===== RECORD SET

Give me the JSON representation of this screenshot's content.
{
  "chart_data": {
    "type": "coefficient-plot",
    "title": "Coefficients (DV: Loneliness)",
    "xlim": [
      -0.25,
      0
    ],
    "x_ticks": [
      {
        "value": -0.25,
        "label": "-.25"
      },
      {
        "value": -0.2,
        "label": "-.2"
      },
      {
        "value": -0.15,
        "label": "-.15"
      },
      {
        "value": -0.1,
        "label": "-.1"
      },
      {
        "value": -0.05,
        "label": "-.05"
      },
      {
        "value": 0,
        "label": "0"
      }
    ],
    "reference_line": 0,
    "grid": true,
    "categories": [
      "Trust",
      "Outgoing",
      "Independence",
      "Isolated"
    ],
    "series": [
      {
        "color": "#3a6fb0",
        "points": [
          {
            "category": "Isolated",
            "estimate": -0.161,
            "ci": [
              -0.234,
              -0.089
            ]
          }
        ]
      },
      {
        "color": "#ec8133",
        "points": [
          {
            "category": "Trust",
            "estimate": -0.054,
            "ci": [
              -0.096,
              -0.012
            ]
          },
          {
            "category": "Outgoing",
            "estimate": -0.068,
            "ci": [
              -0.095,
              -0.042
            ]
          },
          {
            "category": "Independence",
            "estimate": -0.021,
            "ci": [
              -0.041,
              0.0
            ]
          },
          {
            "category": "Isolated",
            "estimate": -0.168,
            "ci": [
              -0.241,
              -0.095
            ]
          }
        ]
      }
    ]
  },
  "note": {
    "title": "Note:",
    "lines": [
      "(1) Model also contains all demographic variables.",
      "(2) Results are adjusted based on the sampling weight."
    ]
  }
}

==========

→ **REQUIREMENT**
Faithfully transcribe the whole of the data.

→ **WRITTEN ANSWER**
Give me the JSON representation of this screenshot's content.
{
  "chart_data": {
    "type": "coefficient-plot",
    "title": "Coefficients (DV: Loneliness)",
    "xlim": [
      -0.25,
      0
    ],
    "x_ticks": [
      {
        "value": -0.25,
        "label": "-.25"
      },
      {
        "value": -0.2,
        "label": "-.2"
      },
      {
        "value": -0.15,
        "label": "-.15"
      },
      {
        "value": -0.1,
        "label": "-.1"
      },
      {
        "value": -0.05,
        "label": "-.05"
      },
      {
        "value": 0,
        "label": "0"
      }
    ],
    "reference_line": 0,
    "grid": true,
    "categories": [
      "Trust",
      "Outgoing",
      "Independence",
      "Isolated"
    ],
    "series": [
      {
        "color": "#3a6fb0",
        "points": [
          {
            "category": "Isolated",
            "estimate": -0.161,
            "ci": [
              -0.234,
              -0.089
            ]
          }
        ]
      },
      {
        "color": "#ec8133",
        "points": [
          {
            "category": "Trust",
            "estimate": -0.054,
            "ci": [
              -0.096,
              -0.012
            ]
          },
          {
            "category": "Outgoing",
            "estimate": -0.068,
            "ci": [
              -0.095,
              -0.042
            ]
          },
          {
            "category": "Independence",
            "estimate": -0.021,
            "ci": [
              -0.041,
              0.0
            ]
          },
          {
            "category": "Isolated",
            "estimate": -0.168,
            "ci": [
              -0.241,
              -0.095
            ]
          }
        ]
      }
    ]
  },
  "note": {
    "title": "Note:",
    "lines": [
      "(1) Model also contains all demographic variables.",
      "(2) Results are adjusted based on the sampling weight."
    ]
  }
}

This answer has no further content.